- **REQUEST**
Rewrite the part of the items that opens with the line containing "ttxvn-logo: C TTXVN" and closes with the line containing "bar-8-2021 — [888, 782, 914, 825]", putting "annotation-period" in place of "annotation-month" and keeping everything else the same.

Region annotation records:
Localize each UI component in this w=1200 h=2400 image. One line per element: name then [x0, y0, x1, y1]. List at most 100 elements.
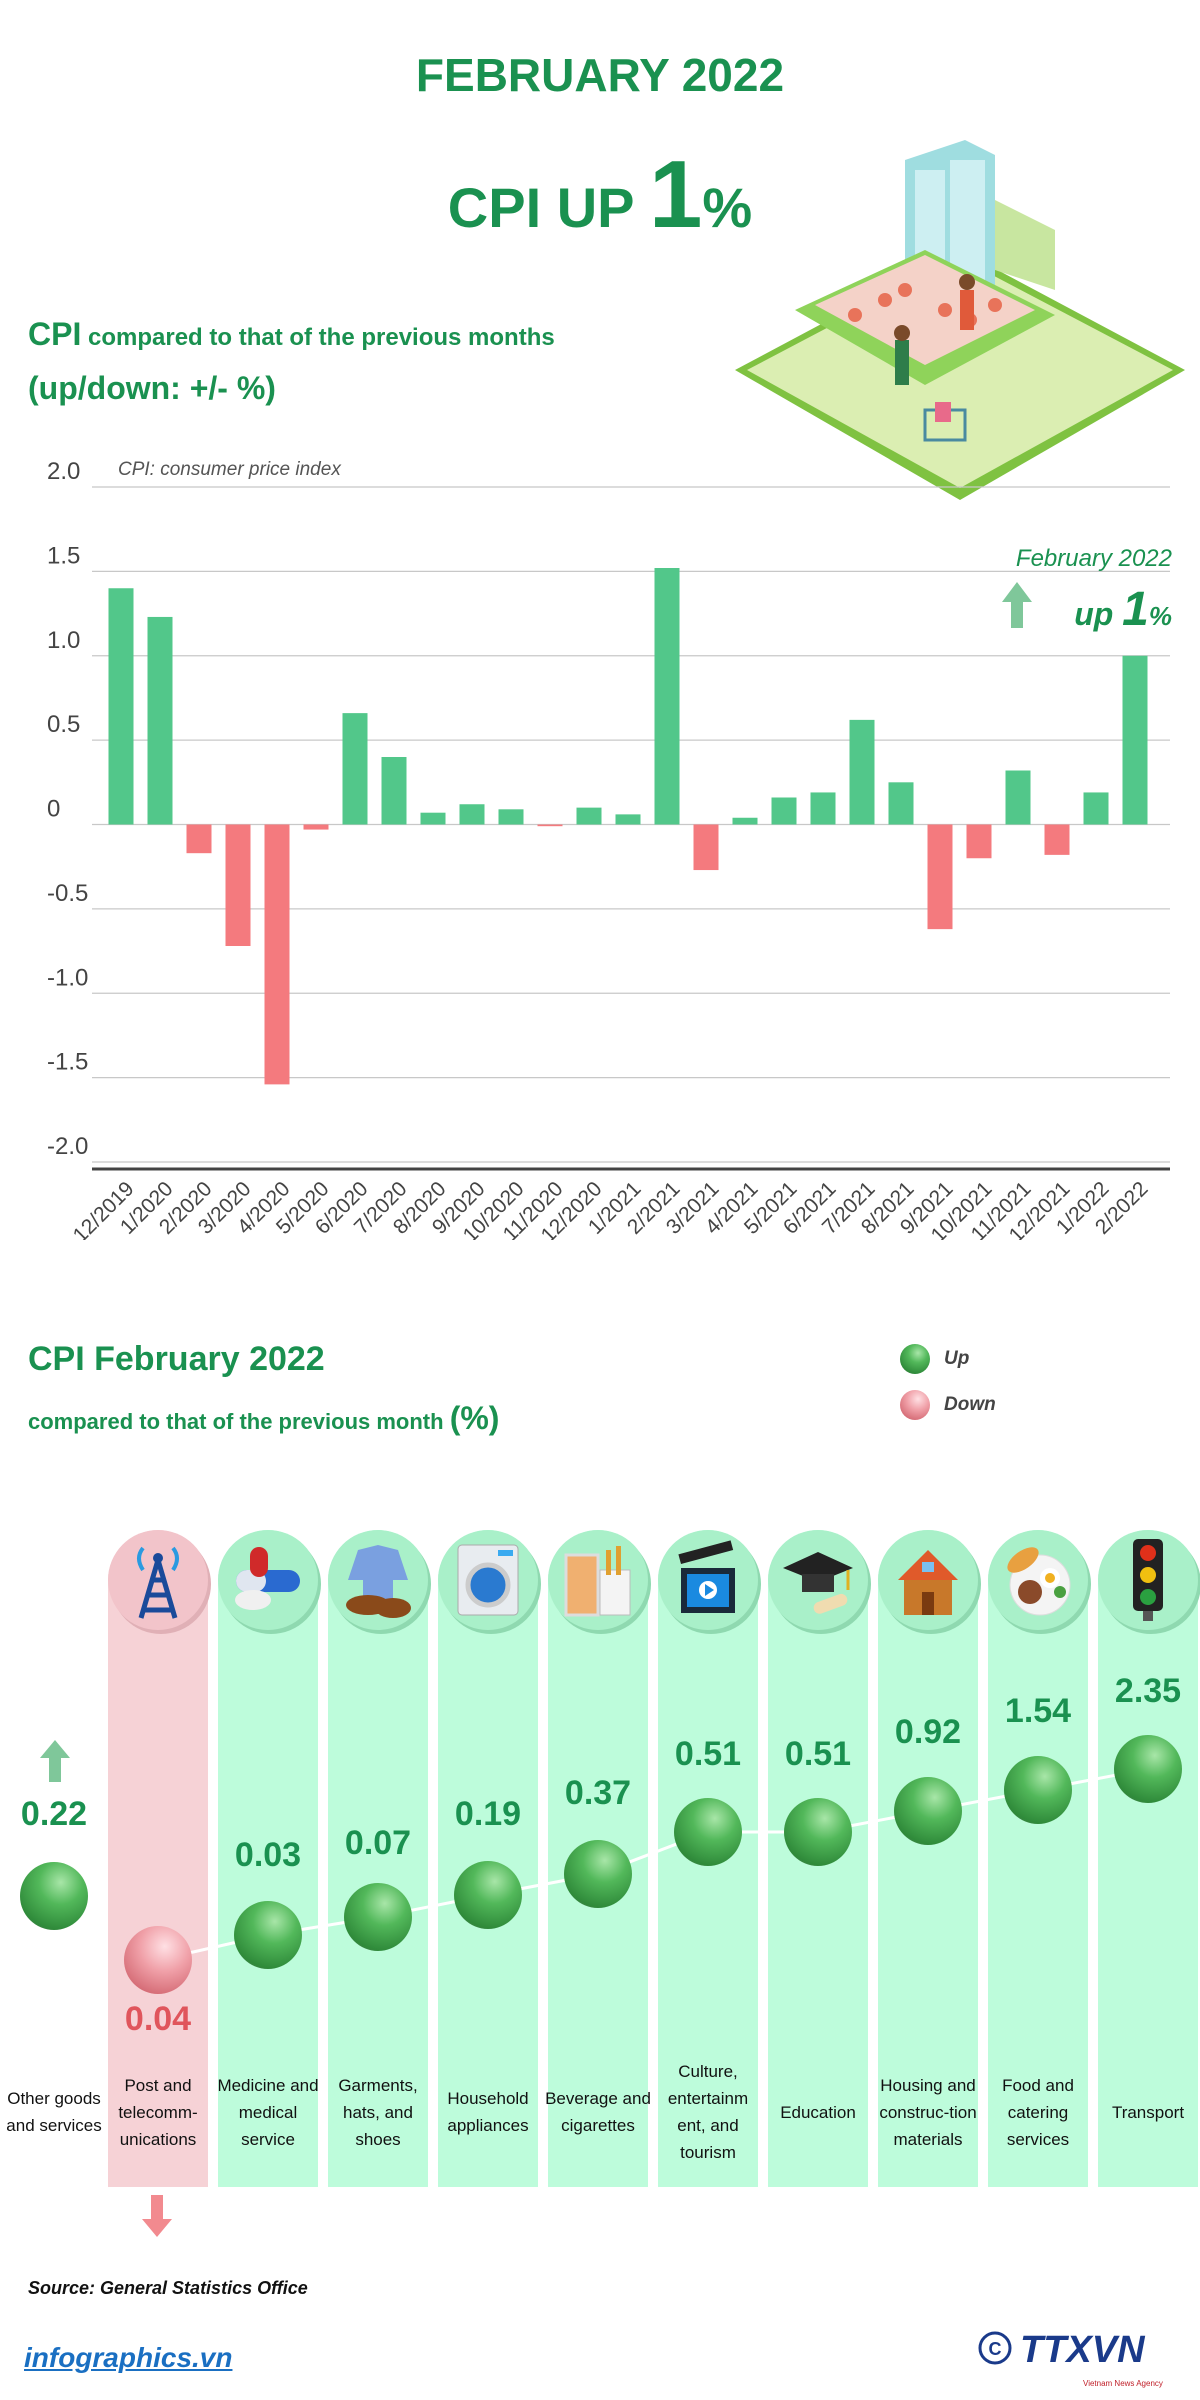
ttxvn-logo: C TTXVN Vietnam News Agency — [975, 2328, 1185, 2395]
bar-1-2022 — [1083, 792, 1109, 825]
section1-title-main: CPI — [28, 316, 82, 352]
annotation-month: February 2022 — [1015, 545, 1172, 572]
category-column — [988, 1530, 1088, 2187]
section1-title-rest: compared to that of the previous months — [81, 324, 555, 351]
bar-8-2021 — [888, 782, 914, 825]
chart-note: CPI: consumer price index — [118, 459, 342, 480]
category-value: 0.22 — [20, 1795, 88, 1833]
up-ball-icon — [894, 1777, 962, 1845]
y-tick-label: -2.0 — [47, 1133, 88, 1160]
up-ball-icon — [784, 1798, 852, 1866]
bar-12-2019 — [108, 588, 134, 825]
bar-11-2020 — [537, 824, 563, 827]
legend-up-label: Up — [944, 1348, 970, 1369]
up-ball-icon — [234, 1901, 302, 1969]
bar-12-2020 — [576, 807, 602, 825]
headline-suffix: % — [702, 176, 753, 239]
category-label: Housing and construc-tion materials — [879, 2075, 977, 2149]
up-ball-icon — [564, 1840, 632, 1908]
category-label: Culture, entertainm ent, and tourism — [667, 2062, 749, 2162]
bar-3-2020 — [225, 824, 251, 946]
up-arrow-icon — [1002, 582, 1032, 628]
bar-5-2020 — [303, 824, 329, 830]
category-column — [878, 1530, 978, 2187]
category-value: 0.19 — [454, 1795, 522, 1833]
category-label: Education — [780, 2102, 856, 2122]
bar-2-2022 — [1122, 655, 1148, 825]
bar-9-2021 — [927, 824, 953, 930]
supermarket-illustration — [735, 140, 1185, 500]
bar-6-2021 — [810, 792, 836, 825]
bar-6-2020 — [342, 713, 368, 825]
bar-4-2020 — [264, 824, 290, 1085]
bar-1-2020 — [147, 616, 173, 825]
down-arrow-icon — [142, 2195, 172, 2237]
category-label: Beverage and cigarettes — [545, 2089, 651, 2135]
washing-machine-icon — [438, 1530, 538, 1630]
section2-subtitle-unit: (%) — [449, 1400, 500, 1436]
category-value: 0.04 — [124, 2000, 192, 2038]
y-tick-label: -1.0 — [47, 964, 88, 991]
bar-12-2021 — [1044, 824, 1070, 855]
y-tick-label: 0 — [47, 796, 60, 823]
annotation-suffix: % — [1148, 601, 1172, 631]
clapperboard-icon — [658, 1530, 758, 1630]
y-tick-label: -0.5 — [47, 880, 88, 907]
up-ball-icon — [344, 1883, 412, 1951]
annotation-up-text: up — [1074, 596, 1123, 632]
section1-title: CPI compared to that of the previous mon… — [28, 316, 555, 353]
bar-1-2021 — [615, 814, 641, 825]
pill-icon — [218, 1530, 318, 1630]
category-label: Food and catering services — [1002, 2075, 1074, 2149]
category-column — [328, 1530, 428, 2187]
down-ball-icon — [900, 1390, 930, 1420]
cpi-bar-chart: 2.01.51.00.50-0.5-1.0-1.5-2.0 12/20191/2… — [47, 458, 1170, 1240]
bar-5-2021 — [771, 797, 797, 825]
category-column — [1098, 1530, 1198, 2187]
drink-cigarettes-icon — [548, 1530, 648, 1630]
section2-subtitle: compared to that of the previous month (… — [28, 1400, 499, 1437]
site-link[interactable]: infographics.vn — [24, 2342, 233, 2373]
category-label: Transport — [1111, 2102, 1185, 2122]
up-ball-icon — [900, 1344, 930, 1374]
bar-2-2021 — [654, 568, 680, 825]
antenna-tower-icon — [108, 1530, 208, 1630]
category-value: 0.03 — [234, 1836, 302, 1874]
annotation-number: 1 — [1122, 583, 1149, 636]
category-value: 0.51 — [674, 1735, 742, 1773]
up-ball-icon — [454, 1861, 522, 1929]
headline-prefix: CPI UP — [447, 176, 650, 239]
headline: CPI UP 1% — [0, 140, 1200, 250]
bar-2-2020 — [186, 824, 212, 854]
bar-10-2021 — [966, 824, 992, 859]
section1-subtitle: (up/down: +/- %) — [28, 370, 276, 406]
category-label: Garments, hats, and shoes — [338, 2075, 418, 2149]
bar-8-2020 — [420, 812, 446, 825]
category-value: 0.07 — [344, 1824, 412, 1862]
y-tick-label: -1.5 — [47, 1049, 88, 1076]
category-value: 0.51 — [784, 1735, 852, 1773]
bar-7-2021 — [849, 719, 875, 825]
y-tick-label: 1.0 — [47, 627, 80, 654]
category-label: Other goods and services — [6, 2089, 102, 2135]
category-value: 0.37 — [564, 1774, 632, 1812]
category-value: 1.54 — [1004, 1692, 1072, 1730]
section2-subtitle-text: compared to that of the previous month — [28, 1409, 450, 1434]
up-ball-icon — [1004, 1756, 1072, 1824]
bar-4-2021 — [732, 817, 758, 825]
up-arrow-icon — [40, 1740, 70, 1782]
svg-text:C: C — [989, 2339, 1002, 2359]
section2-title: CPI February 2022 — [28, 1340, 325, 1378]
down-ball-icon — [124, 1926, 192, 1994]
category-column — [108, 1530, 208, 2187]
up-ball-icon — [20, 1862, 88, 1930]
house-icon — [878, 1530, 978, 1630]
source-note: Source: General Statistics Office — [28, 2278, 308, 2298]
logo-subtext: Vietnam News Agency — [1083, 2379, 1163, 2388]
category-label: Household appliances — [447, 2089, 529, 2135]
bar-10-2020 — [498, 809, 524, 825]
month-title: FEBRUARY 2022 — [415, 49, 785, 101]
annotation-up: up 1% — [1074, 582, 1172, 637]
bar-7-2020 — [381, 757, 407, 825]
y-tick-label: 0.5 — [47, 711, 80, 738]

- **SOLUTION BELOW**
ttxvn-logo: C TTXVN Vietnam News Agency — [975, 2328, 1185, 2395]
bar-1-2022 — [1083, 792, 1109, 825]
section1-title-main: CPI — [28, 316, 82, 352]
annotation-period: February 2022 — [1015, 545, 1172, 572]
category-column — [988, 1530, 1088, 2187]
section1-title-rest: compared to that of the previous months — [81, 324, 555, 351]
bar-8-2021 — [888, 782, 914, 825]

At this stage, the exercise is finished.